Records provided >>
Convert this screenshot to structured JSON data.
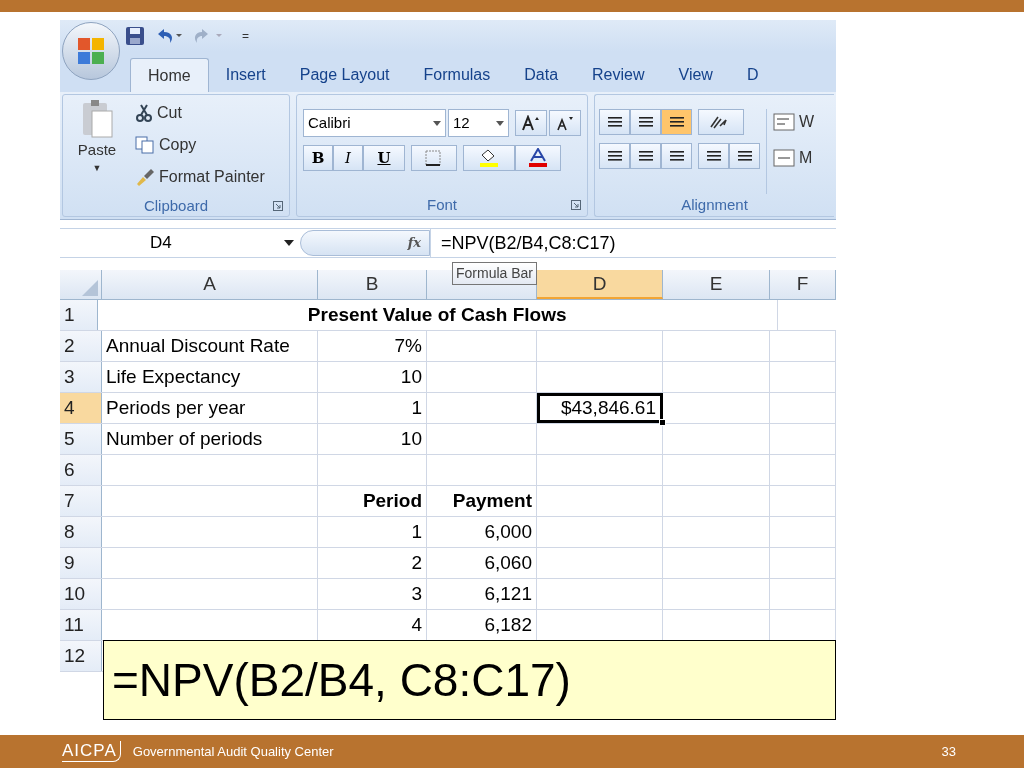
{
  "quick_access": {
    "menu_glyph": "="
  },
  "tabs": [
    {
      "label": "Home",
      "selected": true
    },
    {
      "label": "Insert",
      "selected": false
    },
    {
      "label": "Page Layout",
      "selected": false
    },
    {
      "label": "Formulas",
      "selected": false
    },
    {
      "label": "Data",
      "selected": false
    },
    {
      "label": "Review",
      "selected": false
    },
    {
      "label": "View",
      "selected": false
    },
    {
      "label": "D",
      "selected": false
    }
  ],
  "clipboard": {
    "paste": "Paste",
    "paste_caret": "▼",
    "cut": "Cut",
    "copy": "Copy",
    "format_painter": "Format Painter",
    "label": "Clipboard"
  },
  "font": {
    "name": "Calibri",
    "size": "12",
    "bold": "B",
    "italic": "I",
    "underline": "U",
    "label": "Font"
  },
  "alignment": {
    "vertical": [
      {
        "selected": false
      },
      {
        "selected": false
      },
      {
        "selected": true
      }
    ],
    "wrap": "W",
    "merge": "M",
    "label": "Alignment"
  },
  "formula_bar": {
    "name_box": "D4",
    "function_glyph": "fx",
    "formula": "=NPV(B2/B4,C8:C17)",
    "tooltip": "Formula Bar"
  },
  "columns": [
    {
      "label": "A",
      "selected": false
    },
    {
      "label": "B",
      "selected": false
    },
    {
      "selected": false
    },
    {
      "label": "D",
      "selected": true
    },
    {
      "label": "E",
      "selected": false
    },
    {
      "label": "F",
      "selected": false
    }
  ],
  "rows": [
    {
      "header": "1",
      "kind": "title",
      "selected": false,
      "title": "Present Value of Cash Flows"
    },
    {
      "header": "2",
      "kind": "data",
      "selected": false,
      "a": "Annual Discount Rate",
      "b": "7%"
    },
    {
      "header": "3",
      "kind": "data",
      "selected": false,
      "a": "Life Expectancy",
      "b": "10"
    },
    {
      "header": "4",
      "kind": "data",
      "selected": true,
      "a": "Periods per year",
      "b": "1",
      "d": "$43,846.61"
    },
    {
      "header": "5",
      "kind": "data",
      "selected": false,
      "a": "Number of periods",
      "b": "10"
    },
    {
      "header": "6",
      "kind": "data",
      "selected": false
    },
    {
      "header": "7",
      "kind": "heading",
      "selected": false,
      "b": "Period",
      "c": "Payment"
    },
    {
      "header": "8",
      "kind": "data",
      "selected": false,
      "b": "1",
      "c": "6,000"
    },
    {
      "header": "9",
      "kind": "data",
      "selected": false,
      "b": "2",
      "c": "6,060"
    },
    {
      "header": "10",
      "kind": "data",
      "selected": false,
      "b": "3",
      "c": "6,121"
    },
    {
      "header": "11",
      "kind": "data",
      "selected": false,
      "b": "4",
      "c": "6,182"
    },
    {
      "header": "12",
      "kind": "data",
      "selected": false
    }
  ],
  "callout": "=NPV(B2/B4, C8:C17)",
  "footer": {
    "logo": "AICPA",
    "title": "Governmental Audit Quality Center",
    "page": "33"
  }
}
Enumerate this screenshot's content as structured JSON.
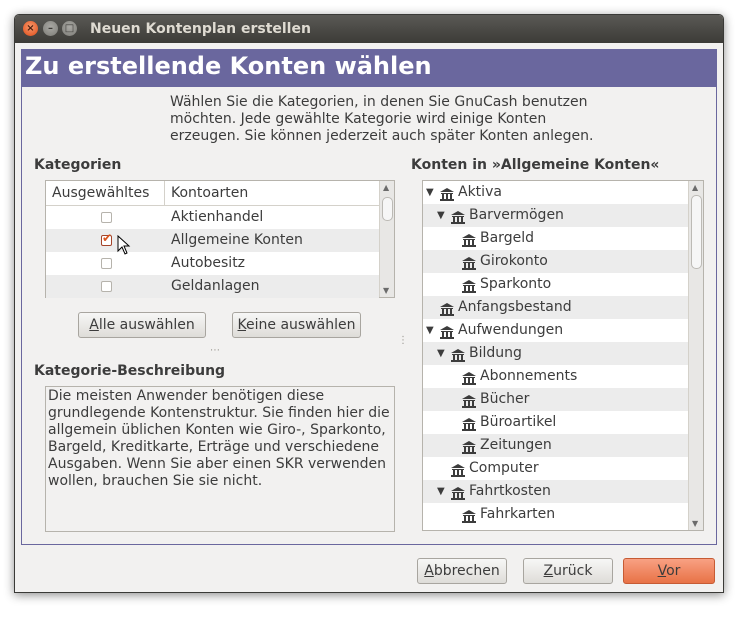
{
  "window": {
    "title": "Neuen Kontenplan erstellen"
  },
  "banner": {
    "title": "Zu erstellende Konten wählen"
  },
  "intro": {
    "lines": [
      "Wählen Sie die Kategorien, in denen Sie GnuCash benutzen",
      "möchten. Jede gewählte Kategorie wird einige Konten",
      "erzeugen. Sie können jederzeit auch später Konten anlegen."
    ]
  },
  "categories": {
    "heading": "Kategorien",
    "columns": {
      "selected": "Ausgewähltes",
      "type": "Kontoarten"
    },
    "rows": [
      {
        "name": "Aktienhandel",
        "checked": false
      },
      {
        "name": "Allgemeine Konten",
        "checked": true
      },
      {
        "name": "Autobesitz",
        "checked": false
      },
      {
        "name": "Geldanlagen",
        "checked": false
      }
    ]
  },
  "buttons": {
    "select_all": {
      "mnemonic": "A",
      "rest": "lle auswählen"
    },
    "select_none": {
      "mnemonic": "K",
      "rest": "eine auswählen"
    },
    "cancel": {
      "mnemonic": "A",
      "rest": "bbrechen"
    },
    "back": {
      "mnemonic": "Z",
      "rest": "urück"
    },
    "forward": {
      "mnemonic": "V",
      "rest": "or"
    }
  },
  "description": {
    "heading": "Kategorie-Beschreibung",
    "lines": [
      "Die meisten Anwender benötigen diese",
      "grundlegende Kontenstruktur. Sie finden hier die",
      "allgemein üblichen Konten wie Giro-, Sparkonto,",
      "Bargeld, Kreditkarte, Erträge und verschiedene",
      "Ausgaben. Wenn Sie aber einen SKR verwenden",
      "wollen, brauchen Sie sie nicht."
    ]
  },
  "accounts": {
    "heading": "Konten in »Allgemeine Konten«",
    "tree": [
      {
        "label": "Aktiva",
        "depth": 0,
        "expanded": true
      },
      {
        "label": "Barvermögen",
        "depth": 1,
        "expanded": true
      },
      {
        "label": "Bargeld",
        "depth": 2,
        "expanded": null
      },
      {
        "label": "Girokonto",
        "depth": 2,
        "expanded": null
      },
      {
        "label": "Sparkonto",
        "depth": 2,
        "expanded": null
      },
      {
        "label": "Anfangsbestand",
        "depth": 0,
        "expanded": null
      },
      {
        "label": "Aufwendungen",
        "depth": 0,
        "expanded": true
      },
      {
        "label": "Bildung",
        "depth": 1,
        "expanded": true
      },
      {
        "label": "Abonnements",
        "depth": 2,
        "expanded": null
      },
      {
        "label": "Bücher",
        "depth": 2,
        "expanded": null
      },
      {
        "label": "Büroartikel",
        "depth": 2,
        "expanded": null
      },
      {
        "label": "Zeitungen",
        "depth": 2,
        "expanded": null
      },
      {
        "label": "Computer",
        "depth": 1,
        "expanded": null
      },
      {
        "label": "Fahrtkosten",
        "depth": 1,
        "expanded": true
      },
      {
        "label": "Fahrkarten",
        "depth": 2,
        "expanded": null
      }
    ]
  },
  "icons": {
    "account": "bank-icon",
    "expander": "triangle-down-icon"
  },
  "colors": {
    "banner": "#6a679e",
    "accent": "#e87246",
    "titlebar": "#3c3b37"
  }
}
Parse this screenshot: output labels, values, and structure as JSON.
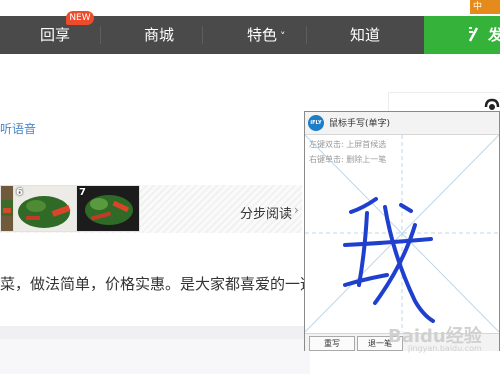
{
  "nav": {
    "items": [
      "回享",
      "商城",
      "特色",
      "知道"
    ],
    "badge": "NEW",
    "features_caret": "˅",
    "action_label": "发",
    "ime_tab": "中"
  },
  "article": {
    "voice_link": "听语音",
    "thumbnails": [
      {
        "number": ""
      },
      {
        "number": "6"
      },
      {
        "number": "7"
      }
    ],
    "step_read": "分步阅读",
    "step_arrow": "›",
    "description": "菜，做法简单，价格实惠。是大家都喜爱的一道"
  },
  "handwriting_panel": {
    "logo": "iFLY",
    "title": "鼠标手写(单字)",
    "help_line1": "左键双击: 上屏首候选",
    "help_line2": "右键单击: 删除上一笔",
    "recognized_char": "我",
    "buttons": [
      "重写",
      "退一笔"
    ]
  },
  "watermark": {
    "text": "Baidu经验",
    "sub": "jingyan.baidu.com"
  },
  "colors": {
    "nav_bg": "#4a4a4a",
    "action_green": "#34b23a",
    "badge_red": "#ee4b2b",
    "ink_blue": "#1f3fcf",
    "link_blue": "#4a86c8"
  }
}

Written instruction >>
Lines containing the string "heading" are to be selected and copied.

Result for this exercise >>
      "kind": "heading",
    "heading": "Kategorien",
    "heading": "Kategorie-Beschreibung",
    "heading": "Konten in »Allgemeine Konten«",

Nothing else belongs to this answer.